◆ **Exercise**
Count every line below that contains "screenshot", then state the total with no other output.

------------

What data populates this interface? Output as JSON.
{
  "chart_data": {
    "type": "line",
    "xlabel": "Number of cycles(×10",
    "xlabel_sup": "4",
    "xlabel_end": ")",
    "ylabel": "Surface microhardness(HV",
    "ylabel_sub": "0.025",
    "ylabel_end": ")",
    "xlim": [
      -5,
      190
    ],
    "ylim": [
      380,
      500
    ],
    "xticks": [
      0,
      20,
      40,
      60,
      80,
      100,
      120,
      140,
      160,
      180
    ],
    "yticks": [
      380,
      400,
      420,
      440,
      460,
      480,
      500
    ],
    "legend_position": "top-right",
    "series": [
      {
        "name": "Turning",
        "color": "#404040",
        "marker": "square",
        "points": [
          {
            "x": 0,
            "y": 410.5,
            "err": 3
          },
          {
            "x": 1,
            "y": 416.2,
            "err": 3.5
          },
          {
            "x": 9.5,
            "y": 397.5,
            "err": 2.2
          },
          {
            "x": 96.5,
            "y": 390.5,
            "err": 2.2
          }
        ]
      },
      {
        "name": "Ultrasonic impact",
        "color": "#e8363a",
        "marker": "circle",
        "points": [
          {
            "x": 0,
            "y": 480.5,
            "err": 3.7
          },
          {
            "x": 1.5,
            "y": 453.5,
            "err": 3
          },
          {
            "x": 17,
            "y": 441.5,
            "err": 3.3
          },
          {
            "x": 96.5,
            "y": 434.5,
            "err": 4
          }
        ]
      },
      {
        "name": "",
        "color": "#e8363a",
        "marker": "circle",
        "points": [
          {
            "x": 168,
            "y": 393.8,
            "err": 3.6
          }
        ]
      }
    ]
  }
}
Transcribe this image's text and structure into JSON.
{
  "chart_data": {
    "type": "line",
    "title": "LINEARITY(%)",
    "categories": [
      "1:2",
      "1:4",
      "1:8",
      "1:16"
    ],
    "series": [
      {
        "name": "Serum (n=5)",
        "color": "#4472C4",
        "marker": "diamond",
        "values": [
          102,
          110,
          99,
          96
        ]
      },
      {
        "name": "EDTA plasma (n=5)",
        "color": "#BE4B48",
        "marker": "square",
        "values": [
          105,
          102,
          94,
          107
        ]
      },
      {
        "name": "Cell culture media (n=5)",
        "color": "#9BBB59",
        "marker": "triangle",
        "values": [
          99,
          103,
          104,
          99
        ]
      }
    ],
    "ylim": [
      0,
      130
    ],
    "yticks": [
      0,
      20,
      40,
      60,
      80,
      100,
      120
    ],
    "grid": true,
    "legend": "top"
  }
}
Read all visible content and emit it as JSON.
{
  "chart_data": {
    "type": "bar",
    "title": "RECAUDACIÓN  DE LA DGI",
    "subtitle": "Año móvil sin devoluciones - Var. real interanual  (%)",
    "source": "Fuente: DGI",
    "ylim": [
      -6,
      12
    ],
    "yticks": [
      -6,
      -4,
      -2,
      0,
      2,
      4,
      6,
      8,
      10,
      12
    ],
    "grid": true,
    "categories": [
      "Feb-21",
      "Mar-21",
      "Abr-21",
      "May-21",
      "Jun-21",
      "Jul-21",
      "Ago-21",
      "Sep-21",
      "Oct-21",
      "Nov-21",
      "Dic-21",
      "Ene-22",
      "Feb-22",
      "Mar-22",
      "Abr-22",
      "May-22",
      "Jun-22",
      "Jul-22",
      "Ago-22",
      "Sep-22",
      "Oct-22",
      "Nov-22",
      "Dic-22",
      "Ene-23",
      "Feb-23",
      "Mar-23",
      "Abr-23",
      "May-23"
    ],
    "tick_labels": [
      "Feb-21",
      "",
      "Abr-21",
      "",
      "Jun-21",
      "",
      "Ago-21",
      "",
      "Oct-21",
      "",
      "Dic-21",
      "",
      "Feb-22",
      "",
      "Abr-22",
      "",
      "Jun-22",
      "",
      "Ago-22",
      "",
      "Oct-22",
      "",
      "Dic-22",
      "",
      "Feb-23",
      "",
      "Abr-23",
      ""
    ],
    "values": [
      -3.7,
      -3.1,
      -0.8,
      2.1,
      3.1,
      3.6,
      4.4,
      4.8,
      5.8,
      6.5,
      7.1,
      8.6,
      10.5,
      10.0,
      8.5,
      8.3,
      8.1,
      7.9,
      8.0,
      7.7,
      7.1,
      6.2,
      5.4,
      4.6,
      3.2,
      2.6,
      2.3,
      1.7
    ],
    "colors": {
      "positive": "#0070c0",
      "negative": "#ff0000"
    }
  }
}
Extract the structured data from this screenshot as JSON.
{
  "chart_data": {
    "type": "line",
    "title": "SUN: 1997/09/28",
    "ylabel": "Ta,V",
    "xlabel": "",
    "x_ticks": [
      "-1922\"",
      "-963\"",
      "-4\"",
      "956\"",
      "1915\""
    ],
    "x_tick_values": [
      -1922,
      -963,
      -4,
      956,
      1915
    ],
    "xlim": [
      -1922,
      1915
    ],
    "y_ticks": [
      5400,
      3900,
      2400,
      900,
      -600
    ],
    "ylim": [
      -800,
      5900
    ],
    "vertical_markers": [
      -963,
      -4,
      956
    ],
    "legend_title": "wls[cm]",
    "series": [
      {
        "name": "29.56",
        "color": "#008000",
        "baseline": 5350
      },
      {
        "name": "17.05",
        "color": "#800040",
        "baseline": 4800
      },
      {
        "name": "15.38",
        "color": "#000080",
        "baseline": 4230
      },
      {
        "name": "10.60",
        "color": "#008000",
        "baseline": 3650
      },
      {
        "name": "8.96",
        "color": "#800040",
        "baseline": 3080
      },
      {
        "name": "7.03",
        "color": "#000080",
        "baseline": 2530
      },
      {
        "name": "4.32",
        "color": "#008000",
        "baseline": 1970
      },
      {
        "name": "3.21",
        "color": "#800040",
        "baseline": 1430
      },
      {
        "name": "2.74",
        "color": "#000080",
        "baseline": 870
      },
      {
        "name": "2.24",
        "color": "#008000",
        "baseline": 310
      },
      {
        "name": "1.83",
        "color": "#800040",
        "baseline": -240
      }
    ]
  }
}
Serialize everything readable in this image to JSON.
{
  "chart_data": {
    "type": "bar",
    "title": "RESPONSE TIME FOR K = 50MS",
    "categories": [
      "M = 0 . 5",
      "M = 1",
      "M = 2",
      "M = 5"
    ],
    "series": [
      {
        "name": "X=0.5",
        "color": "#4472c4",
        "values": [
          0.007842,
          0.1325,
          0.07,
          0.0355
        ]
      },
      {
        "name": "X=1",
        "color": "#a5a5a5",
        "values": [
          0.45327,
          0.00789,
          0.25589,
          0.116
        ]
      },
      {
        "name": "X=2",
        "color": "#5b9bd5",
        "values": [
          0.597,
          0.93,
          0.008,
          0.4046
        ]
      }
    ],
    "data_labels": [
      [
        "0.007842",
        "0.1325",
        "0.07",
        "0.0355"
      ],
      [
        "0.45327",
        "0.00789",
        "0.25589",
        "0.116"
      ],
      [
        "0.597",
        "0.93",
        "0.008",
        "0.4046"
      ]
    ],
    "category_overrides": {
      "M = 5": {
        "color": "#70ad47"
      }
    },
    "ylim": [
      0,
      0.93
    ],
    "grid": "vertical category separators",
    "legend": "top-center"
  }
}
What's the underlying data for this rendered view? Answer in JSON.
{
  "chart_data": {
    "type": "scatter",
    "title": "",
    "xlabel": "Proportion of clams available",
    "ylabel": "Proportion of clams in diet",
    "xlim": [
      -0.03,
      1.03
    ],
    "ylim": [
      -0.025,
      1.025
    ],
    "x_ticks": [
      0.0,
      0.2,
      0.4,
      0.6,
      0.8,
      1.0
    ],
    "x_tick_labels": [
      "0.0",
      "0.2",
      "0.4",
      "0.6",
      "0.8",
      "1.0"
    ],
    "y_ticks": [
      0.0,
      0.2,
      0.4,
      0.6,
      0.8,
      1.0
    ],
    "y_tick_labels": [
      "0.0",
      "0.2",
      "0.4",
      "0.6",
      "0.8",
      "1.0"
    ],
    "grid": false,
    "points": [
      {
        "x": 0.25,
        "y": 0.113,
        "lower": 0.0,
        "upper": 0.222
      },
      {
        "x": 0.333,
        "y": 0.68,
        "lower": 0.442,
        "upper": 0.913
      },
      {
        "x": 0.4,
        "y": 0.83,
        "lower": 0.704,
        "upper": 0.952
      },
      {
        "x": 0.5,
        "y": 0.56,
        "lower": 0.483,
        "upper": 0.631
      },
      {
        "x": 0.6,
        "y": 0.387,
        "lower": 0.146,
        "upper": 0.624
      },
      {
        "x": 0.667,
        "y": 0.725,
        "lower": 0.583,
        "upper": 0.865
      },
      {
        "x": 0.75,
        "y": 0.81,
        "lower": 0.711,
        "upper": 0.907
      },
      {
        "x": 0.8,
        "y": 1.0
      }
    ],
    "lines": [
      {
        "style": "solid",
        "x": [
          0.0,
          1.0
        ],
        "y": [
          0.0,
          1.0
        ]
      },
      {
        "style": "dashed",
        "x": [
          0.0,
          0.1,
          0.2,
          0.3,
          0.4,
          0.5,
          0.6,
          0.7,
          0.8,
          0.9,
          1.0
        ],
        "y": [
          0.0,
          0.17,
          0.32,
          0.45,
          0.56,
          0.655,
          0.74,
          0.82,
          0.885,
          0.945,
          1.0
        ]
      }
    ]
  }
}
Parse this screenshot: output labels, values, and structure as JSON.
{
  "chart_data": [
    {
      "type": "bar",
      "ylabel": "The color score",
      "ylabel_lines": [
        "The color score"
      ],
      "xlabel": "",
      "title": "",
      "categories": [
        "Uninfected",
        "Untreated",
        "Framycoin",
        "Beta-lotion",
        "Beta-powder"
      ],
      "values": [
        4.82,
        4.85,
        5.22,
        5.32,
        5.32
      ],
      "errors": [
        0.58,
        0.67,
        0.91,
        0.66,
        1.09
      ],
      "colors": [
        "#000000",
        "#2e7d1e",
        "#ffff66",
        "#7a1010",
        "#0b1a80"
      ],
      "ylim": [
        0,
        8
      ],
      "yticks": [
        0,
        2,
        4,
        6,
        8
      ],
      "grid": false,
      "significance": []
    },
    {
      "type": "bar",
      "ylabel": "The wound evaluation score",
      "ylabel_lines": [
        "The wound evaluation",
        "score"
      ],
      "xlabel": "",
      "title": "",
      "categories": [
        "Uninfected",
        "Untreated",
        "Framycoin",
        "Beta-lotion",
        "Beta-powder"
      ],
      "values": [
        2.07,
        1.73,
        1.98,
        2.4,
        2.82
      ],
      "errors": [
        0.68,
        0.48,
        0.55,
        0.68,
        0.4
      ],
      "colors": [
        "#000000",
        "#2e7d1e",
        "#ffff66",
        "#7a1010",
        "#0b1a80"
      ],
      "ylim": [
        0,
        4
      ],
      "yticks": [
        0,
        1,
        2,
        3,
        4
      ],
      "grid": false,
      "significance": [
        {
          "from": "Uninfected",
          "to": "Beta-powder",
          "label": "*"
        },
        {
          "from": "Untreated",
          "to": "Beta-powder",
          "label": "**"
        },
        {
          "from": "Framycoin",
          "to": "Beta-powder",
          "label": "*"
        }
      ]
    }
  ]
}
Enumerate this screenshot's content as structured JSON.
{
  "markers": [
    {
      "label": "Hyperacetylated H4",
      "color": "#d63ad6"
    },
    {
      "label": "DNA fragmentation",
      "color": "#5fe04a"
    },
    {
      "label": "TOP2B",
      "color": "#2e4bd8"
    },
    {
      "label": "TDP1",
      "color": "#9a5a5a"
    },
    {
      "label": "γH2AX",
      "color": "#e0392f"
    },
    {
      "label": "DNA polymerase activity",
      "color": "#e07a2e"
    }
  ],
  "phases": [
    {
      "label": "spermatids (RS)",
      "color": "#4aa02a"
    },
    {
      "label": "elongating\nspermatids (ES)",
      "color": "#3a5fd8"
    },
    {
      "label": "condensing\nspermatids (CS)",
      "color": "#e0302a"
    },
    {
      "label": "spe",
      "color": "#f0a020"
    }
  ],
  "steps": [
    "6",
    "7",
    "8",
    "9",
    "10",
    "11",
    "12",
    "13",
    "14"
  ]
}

------------

◆ **Finished answer**
3